__Tarefas__.
A – Repita o trecho do texto sobre o crime da ilha, começando em "Havia um rock" e seguindo até "o nosso mundo.".
B – No texto sobre o crime da ilha, traduza para o inglês a frase "Sarah veio de Cotia, região metropolitana de São Paulo, movida pela motivação de estudar, ser uma grande brasileira, vencer."

__Texto apresentado__.
↓

Crime da ilha: a coragem assassinada pela covardia

Crime da ilha: a coragem assassinada pela covardia

A estudante de Arquitetura e Urbanismo da Ufrgs Sarah Silva Domingues foi morta na Ilha das Flores, em Porto Alegre

Oscar Bessi

publicidade

Havia um rock nacional clássico dos anos 1980 que dizia “Todos os dias quando acordo, não tenho mais o tempo que passou. Mas tenho muito tempo, temos todo o tempo do mundo” (Tempo Perdido, do Legião Urbana). E, mais adiante, Renato Russo cantava “Nosso suor sagrado é bem mais belo que esse sangue amargo. E tão sério. E selvagem”. É uma música que fala sobre essa importância de ser jovem, de estar vendo o que já foi feito de forma equivocada em tanto tempo perdido, e então ter muita vontade de fazer diferente, de mudar de verdade, e pra ontem. Essa consciência inquieta de que a juventude é um lindo momento da vida para nos tornarmos proativos, e protagonistas na luta pelas mudanças que queremos para o nosso mundo.

Sarah foi uma dessas jovens conscientes da sua relevância neste mundo complexo, atrapalhado, caótico e febril. Desfigurado pelas incompetências históricas, pelas más vontades e pelos interesses escusos que transformam este povo, desde que os ditos “colonizadores” aqui chegaram, numa massa desfigurada, asfixiada pela violência e pela miséria, a serviço de um sistema montado assim mesmo para engordar poucos. Sarah veio de Cotia, região metropolitana de São Paulo, movida pela motivação de estudar, ser uma grande brasileira, vencer. Trouxe sua voz inquieta e sua energia vibrante. Tomou a frente de lutas, não permitiu a inércia subserviente ao seu redor, liderou a defesa de mulheres vítimas de violência e não se calou em nenhum instante. Guerreou entre ideais, sonhos e sorrisos. E, quando estava tão perto do seu tão sonhado diploma e do seu casamento, ela foi brutalmente assassinada. Sem qualquer motivo. Justo quando pesquisava modos de mudar para melhor a vida das pessoas tão sofridas da ilha onde fazia sua pesquisa científica.

↑

__Dados para análise__.
↓

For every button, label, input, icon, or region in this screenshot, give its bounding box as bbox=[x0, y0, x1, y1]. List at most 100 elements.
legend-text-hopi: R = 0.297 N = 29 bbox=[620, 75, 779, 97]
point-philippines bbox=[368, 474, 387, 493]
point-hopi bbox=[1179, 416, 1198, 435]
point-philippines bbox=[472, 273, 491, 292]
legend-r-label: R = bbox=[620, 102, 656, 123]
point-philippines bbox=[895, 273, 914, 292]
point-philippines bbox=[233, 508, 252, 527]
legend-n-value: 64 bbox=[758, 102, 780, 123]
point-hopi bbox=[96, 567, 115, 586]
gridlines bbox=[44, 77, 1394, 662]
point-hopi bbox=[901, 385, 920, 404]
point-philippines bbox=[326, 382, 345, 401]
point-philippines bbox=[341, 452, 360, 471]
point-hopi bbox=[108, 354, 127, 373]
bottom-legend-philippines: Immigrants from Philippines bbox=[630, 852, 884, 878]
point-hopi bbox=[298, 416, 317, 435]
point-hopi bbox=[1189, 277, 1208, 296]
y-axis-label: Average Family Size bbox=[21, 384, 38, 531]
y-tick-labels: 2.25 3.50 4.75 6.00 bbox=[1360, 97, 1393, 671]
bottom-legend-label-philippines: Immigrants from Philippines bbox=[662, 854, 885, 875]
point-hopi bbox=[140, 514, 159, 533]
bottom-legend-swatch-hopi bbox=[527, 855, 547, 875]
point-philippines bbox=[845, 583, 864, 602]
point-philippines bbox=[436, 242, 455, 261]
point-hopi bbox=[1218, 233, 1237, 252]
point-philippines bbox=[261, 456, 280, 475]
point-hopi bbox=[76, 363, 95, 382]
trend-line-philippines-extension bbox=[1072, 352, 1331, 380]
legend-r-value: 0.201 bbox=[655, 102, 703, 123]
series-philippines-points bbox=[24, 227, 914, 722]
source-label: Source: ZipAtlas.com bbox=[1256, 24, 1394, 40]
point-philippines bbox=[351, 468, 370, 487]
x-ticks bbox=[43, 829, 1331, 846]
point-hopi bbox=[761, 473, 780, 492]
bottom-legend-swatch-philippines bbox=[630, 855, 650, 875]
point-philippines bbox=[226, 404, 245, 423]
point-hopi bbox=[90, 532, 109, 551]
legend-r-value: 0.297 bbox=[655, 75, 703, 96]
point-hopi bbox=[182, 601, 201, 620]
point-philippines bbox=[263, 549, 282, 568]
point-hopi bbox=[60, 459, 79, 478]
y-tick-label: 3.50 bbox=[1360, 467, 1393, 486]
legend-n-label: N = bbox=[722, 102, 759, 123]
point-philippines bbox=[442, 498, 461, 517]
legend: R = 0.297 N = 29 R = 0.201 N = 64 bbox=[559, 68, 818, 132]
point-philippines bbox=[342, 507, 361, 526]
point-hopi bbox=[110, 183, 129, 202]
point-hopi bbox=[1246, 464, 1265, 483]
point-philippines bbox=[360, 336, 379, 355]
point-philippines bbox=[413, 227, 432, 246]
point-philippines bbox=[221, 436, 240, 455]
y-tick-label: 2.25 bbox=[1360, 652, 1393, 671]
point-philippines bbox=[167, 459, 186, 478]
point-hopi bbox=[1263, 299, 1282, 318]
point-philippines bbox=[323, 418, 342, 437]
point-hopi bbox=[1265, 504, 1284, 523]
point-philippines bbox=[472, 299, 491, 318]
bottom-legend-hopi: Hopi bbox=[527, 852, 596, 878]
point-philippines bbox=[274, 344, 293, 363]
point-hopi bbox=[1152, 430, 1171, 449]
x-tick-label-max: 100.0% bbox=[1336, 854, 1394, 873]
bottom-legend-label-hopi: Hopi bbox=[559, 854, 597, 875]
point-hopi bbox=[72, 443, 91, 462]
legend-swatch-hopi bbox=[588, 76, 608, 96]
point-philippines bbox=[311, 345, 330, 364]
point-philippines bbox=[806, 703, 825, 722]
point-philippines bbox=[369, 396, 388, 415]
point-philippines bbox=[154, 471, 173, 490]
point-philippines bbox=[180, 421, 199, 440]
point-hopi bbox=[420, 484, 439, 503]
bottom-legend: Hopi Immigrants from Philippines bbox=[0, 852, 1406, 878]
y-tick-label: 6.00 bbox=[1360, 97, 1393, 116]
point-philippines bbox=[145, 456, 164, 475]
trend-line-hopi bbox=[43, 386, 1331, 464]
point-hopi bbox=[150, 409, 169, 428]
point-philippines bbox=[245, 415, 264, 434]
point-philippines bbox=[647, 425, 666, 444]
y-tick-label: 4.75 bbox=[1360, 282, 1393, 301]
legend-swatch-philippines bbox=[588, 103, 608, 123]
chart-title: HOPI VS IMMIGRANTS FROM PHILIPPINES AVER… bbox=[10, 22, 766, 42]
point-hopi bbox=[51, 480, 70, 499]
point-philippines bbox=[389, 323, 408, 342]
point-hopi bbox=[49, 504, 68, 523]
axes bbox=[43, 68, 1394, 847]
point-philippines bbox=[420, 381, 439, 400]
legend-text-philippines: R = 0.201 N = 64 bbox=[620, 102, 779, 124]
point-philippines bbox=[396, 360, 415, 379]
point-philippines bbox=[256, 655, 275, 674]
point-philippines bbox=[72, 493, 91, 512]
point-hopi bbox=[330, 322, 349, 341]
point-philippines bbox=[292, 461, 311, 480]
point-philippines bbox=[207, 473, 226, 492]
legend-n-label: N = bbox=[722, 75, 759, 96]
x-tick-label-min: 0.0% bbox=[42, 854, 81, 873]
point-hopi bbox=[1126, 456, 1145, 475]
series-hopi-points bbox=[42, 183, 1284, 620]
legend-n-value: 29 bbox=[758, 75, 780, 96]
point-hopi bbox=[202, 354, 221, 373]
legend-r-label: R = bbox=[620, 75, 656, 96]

↑

__Respostas por item__.
A –
Havia um rock nacional clássico dos anos 1980 que dizia “Todos os dias quando acordo, não tenho mais o tempo que passou. Mas tenho muito tempo, temos todo o tempo do mundo” (Tempo Perdido, do Legião Urbana). E, mais adiante, Renato Russo cantava “Nosso suor sagrado é bem mais belo que esse sangue amargo. E tão sério. E selvagem”. É uma música que fala sobre essa importância de ser jovem, de estar vendo o que já foi feito de forma equivocada em tanto tempo perdido, e então ter muita vontade de fazer diferente, de mudar de verdade, e pra ontem. Essa consciência inquieta de que a juventude é um lindo momento da vida para nos tornarmos proativos, e protagonistas na luta pelas mudanças que queremos para o nosso mundo.

B – Sarah came from Cotia, in the São Paulo metropolitan region, driven by the motivation to study, to be a great Brazilian, to succeed.